▶ [Input records]:
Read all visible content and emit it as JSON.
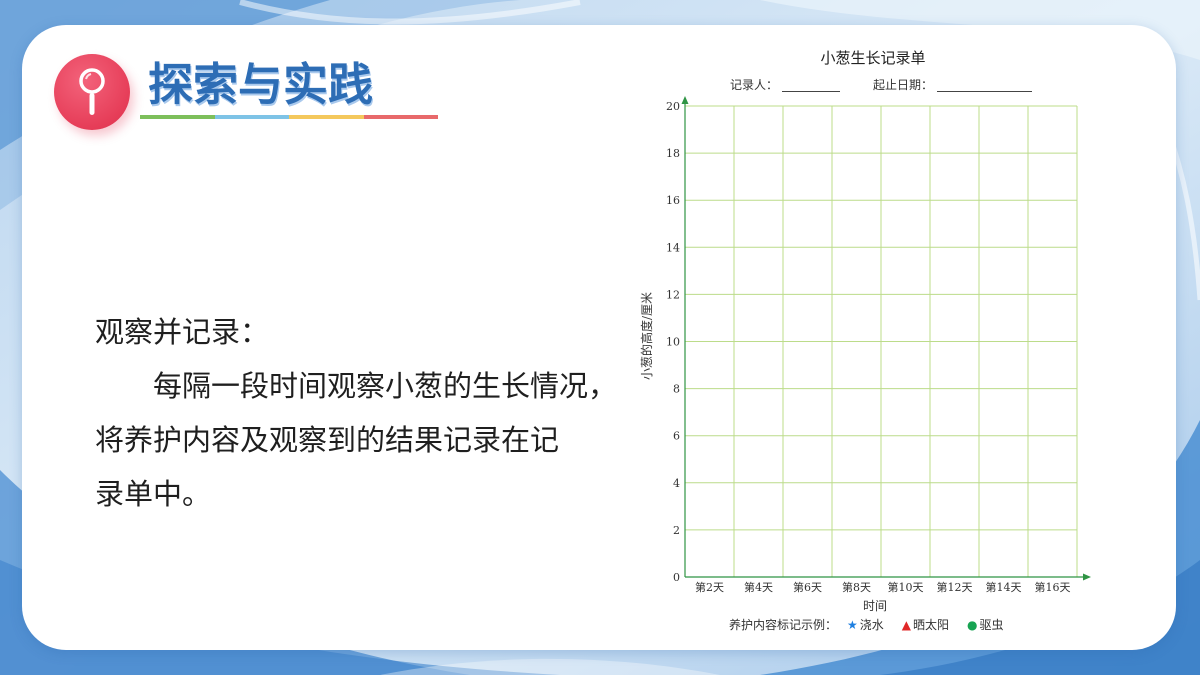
{
  "slide": {
    "title": "探索与实践",
    "title_icon": "magnifier-icon"
  },
  "body": {
    "label": "观察并记录：",
    "lines": [
      "每隔一段时间观察小葱的生长情况，",
      "将养护内容及观察到的结果记录在记",
      "录单中。"
    ]
  },
  "record_sheet": {
    "recorder_label": "记录人：",
    "date_label": "起止日期："
  },
  "chart_data": {
    "title": "小葱生长记录单",
    "xlabel": "时间",
    "ylabel": "小葱的高度/厘米",
    "categories": [
      "第2天",
      "第4天",
      "第6天",
      "第8天",
      "第10天",
      "第12天",
      "第14天",
      "第16天"
    ],
    "yticks": [
      0,
      2,
      4,
      6,
      8,
      10,
      12,
      14,
      16,
      18,
      20
    ],
    "ylim": [
      0,
      20
    ],
    "grid": true
  },
  "legend": {
    "label": "养护内容标记示例：",
    "items": [
      {
        "icon": "star-icon",
        "symbol": "★",
        "text": "浇水",
        "color": "#1e7fe0"
      },
      {
        "icon": "triangle-icon",
        "symbol": "▲",
        "text": "晒太阳",
        "color": "#e02828"
      },
      {
        "icon": "circle-icon",
        "symbol": "●",
        "text": "驱虫",
        "color": "#17a352"
      }
    ]
  },
  "colors": {
    "title": "#2d6db5",
    "icon_badge": "#e63d58",
    "underline": [
      "#7dbf5b",
      "#7ec3e6",
      "#f4c85c",
      "#e8696b"
    ],
    "chart_grid": "#bcdc8a",
    "chart_axis": "#2f9444",
    "background": "#c9dff2"
  }
}
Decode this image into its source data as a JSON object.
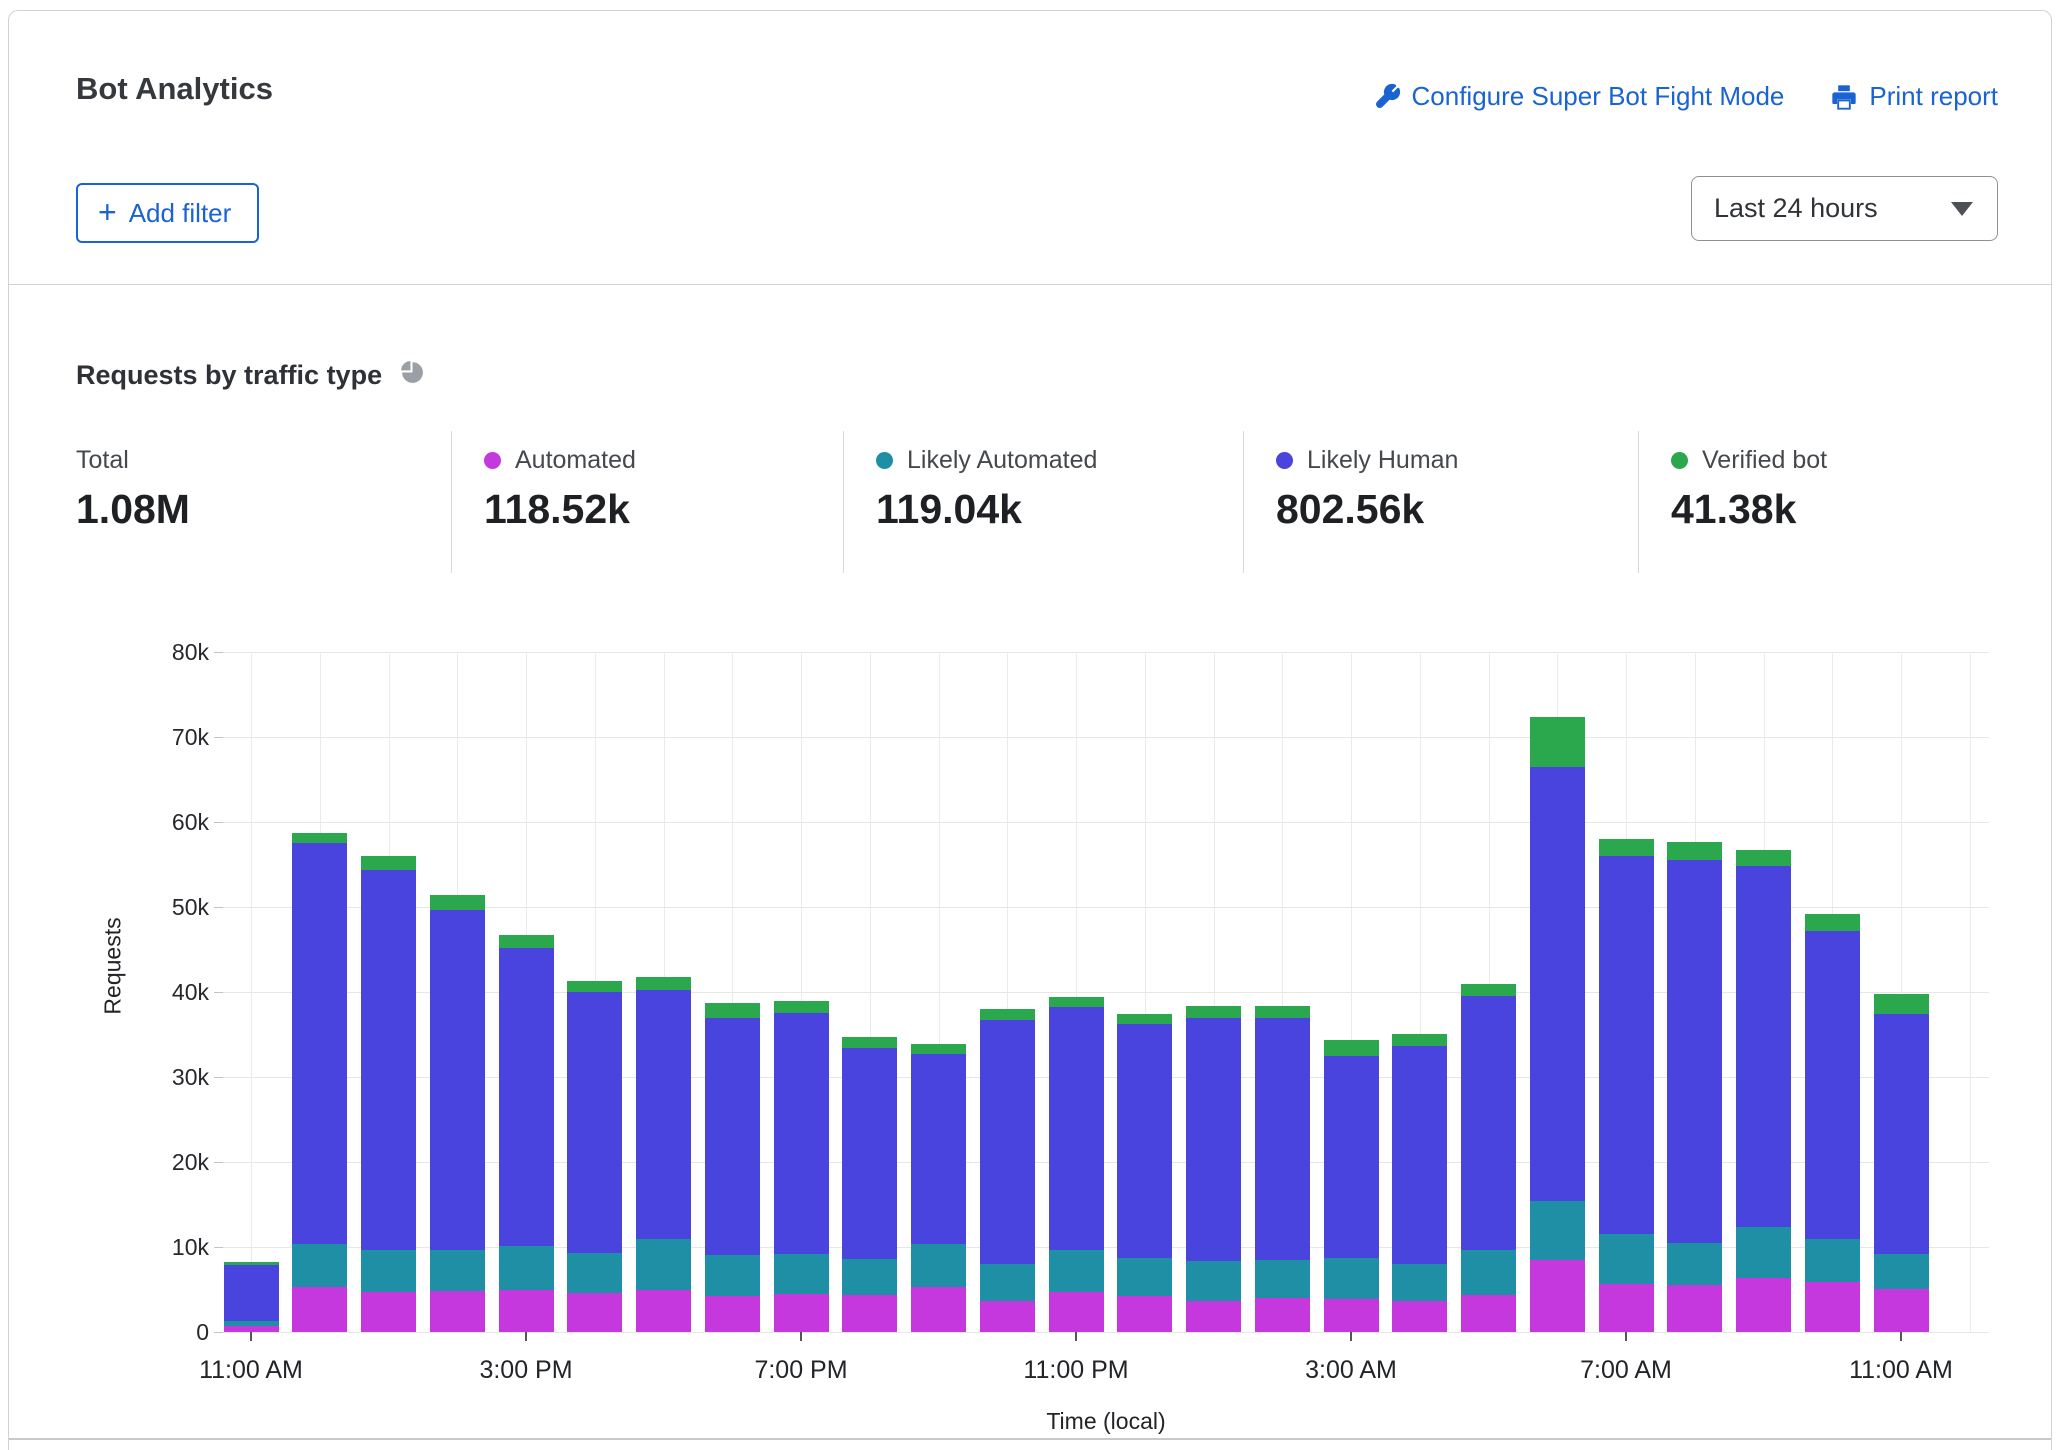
{
  "header": {
    "title": "Bot Analytics",
    "configure_link": "Configure Super Bot Fight Mode",
    "print_link": "Print report",
    "add_filter_label": "Add filter",
    "add_filter_plus": "+",
    "time_range_value": "Last 24 hours"
  },
  "section": {
    "heading": "Requests by traffic type"
  },
  "colors": {
    "automated": "#c438dd",
    "likely_automated": "#1f8fa6",
    "likely_human": "#4a44de",
    "verified_bot": "#2ba84e",
    "link_blue": "#1a63d2"
  },
  "stats": [
    {
      "label": "Total",
      "value": "1.08M",
      "color": null
    },
    {
      "label": "Automated",
      "value": "118.52k",
      "color": "#c438dd"
    },
    {
      "label": "Likely Automated",
      "value": "119.04k",
      "color": "#1f8fa6"
    },
    {
      "label": "Likely Human",
      "value": "802.56k",
      "color": "#4a44de"
    },
    {
      "label": "Verified bot",
      "value": "41.38k",
      "color": "#2ba84e"
    }
  ],
  "chart_data": {
    "type": "bar",
    "stacked": true,
    "title": "Requests by traffic type",
    "xlabel": "Time (local)",
    "ylabel": "Requests",
    "ylim": [
      0,
      80000
    ],
    "yticks": [
      "0",
      "10k",
      "20k",
      "30k",
      "40k",
      "50k",
      "60k",
      "70k",
      "80k"
    ],
    "x_tick_labels": [
      "11:00 AM",
      "3:00 PM",
      "7:00 PM",
      "11:00 PM",
      "3:00 AM",
      "7:00 AM",
      "11:00 AM"
    ],
    "x_tick_positions": [
      0,
      4,
      8,
      12,
      16,
      20,
      24
    ],
    "n_bars": 25,
    "grid": true,
    "series": [
      {
        "name": "Automated",
        "color": "#c438dd",
        "values": [
          700,
          5300,
          4700,
          4800,
          4900,
          4600,
          5000,
          4200,
          4500,
          4300,
          5300,
          3600,
          4700,
          4200,
          3700,
          4000,
          3900,
          3700,
          4300,
          8500,
          5700,
          5500,
          6400,
          5900,
          5100
        ]
      },
      {
        "name": "Likely Automated",
        "color": "#1f8fa6",
        "values": [
          600,
          5100,
          4900,
          4900,
          5200,
          4700,
          5900,
          4900,
          4700,
          4300,
          5000,
          4400,
          4900,
          4500,
          4600,
          4500,
          4800,
          4300,
          5300,
          6900,
          5800,
          5000,
          5900,
          5000,
          4100
        ]
      },
      {
        "name": "Likely Human",
        "color": "#4a44de",
        "values": [
          6600,
          47100,
          44700,
          39900,
          35100,
          30700,
          29300,
          27900,
          28300,
          24800,
          22400,
          28700,
          28600,
          27500,
          28700,
          28400,
          23800,
          25700,
          29900,
          51100,
          44500,
          45000,
          42500,
          36300,
          28200
        ]
      },
      {
        "name": "Verified bot",
        "color": "#2ba84e",
        "values": [
          300,
          1200,
          1700,
          1800,
          1500,
          1300,
          1600,
          1700,
          1500,
          1300,
          1200,
          1300,
          1200,
          1200,
          1300,
          1400,
          1900,
          1400,
          1400,
          5900,
          2000,
          2100,
          1900,
          2000,
          2400
        ]
      }
    ]
  }
}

▶ [Exercise]:
Set down the records in full and exactly. Do not carry over any image.

▶ [Solution for this task]:
Read all visible content and emit it as JSON.
{
  "slide": {
    "title": "探索与实践",
    "title_icon": "magnifier-icon"
  },
  "body": {
    "label": "观察并记录：",
    "lines": [
      "每隔一段时间观察小葱的生长情况，",
      "将养护内容及观察到的结果记录在记",
      "录单中。"
    ]
  },
  "record_sheet": {
    "recorder_label": "记录人：",
    "date_label": "起止日期："
  },
  "chart_data": {
    "title": "小葱生长记录单",
    "xlabel": "时间",
    "ylabel": "小葱的高度/厘米",
    "categories": [
      "第2天",
      "第4天",
      "第6天",
      "第8天",
      "第10天",
      "第12天",
      "第14天",
      "第16天"
    ],
    "yticks": [
      0,
      2,
      4,
      6,
      8,
      10,
      12,
      14,
      16,
      18,
      20
    ],
    "ylim": [
      0,
      20
    ],
    "grid": true
  },
  "legend": {
    "label": "养护内容标记示例：",
    "items": [
      {
        "icon": "star-icon",
        "symbol": "★",
        "text": "浇水",
        "color": "#1e7fe0"
      },
      {
        "icon": "triangle-icon",
        "symbol": "▲",
        "text": "晒太阳",
        "color": "#e02828"
      },
      {
        "icon": "circle-icon",
        "symbol": "●",
        "text": "驱虫",
        "color": "#17a352"
      }
    ]
  },
  "colors": {
    "title": "#2d6db5",
    "icon_badge": "#e63d58",
    "underline": [
      "#7dbf5b",
      "#7ec3e6",
      "#f4c85c",
      "#e8696b"
    ],
    "chart_grid": "#bcdc8a",
    "chart_axis": "#2f9444",
    "background": "#c9dff2"
  }
}
Decode this image into its source data as a JSON object.
{
  "header": {
    "title": "Bot Analytics",
    "configure_link": "Configure Super Bot Fight Mode",
    "print_link": "Print report",
    "add_filter_label": "Add filter",
    "add_filter_plus": "+",
    "time_range_value": "Last 24 hours"
  },
  "section": {
    "heading": "Requests by traffic type"
  },
  "colors": {
    "automated": "#c438dd",
    "likely_automated": "#1f8fa6",
    "likely_human": "#4a44de",
    "verified_bot": "#2ba84e",
    "link_blue": "#1a63d2"
  },
  "stats": [
    {
      "label": "Total",
      "value": "1.08M",
      "color": null
    },
    {
      "label": "Automated",
      "value": "118.52k",
      "color": "#c438dd"
    },
    {
      "label": "Likely Automated",
      "value": "119.04k",
      "color": "#1f8fa6"
    },
    {
      "label": "Likely Human",
      "value": "802.56k",
      "color": "#4a44de"
    },
    {
      "label": "Verified bot",
      "value": "41.38k",
      "color": "#2ba84e"
    }
  ],
  "chart_data": {
    "type": "bar",
    "stacked": true,
    "title": "Requests by traffic type",
    "xlabel": "Time (local)",
    "ylabel": "Requests",
    "ylim": [
      0,
      80000
    ],
    "yticks": [
      "0",
      "10k",
      "20k",
      "30k",
      "40k",
      "50k",
      "60k",
      "70k",
      "80k"
    ],
    "x_tick_labels": [
      "11:00 AM",
      "3:00 PM",
      "7:00 PM",
      "11:00 PM",
      "3:00 AM",
      "7:00 AM",
      "11:00 AM"
    ],
    "x_tick_positions": [
      0,
      4,
      8,
      12,
      16,
      20,
      24
    ],
    "n_bars": 25,
    "grid": true,
    "series": [
      {
        "name": "Automated",
        "color": "#c438dd",
        "values": [
          700,
          5300,
          4700,
          4800,
          4900,
          4600,
          5000,
          4200,
          4500,
          4300,
          5300,
          3600,
          4700,
          4200,
          3700,
          4000,
          3900,
          3700,
          4300,
          8500,
          5700,
          5500,
          6400,
          5900,
          5100
        ]
      },
      {
        "name": "Likely Automated",
        "color": "#1f8fa6",
        "values": [
          600,
          5100,
          4900,
          4900,
          5200,
          4700,
          5900,
          4900,
          4700,
          4300,
          5000,
          4400,
          4900,
          4500,
          4600,
          4500,
          4800,
          4300,
          5300,
          6900,
          5800,
          5000,
          5900,
          5000,
          4100
        ]
      },
      {
        "name": "Likely Human",
        "color": "#4a44de",
        "values": [
          6600,
          47100,
          44700,
          39900,
          35100,
          30700,
          29300,
          27900,
          28300,
          24800,
          22400,
          28700,
          28600,
          27500,
          28700,
          28400,
          23800,
          25700,
          29900,
          51100,
          44500,
          45000,
          42500,
          36300,
          28200
        ]
      },
      {
        "name": "Verified bot",
        "color": "#2ba84e",
        "values": [
          300,
          1200,
          1700,
          1800,
          1500,
          1300,
          1600,
          1700,
          1500,
          1300,
          1200,
          1300,
          1200,
          1200,
          1300,
          1400,
          1900,
          1400,
          1400,
          5900,
          2000,
          2100,
          1900,
          2000,
          2400
        ]
      }
    ]
  }
}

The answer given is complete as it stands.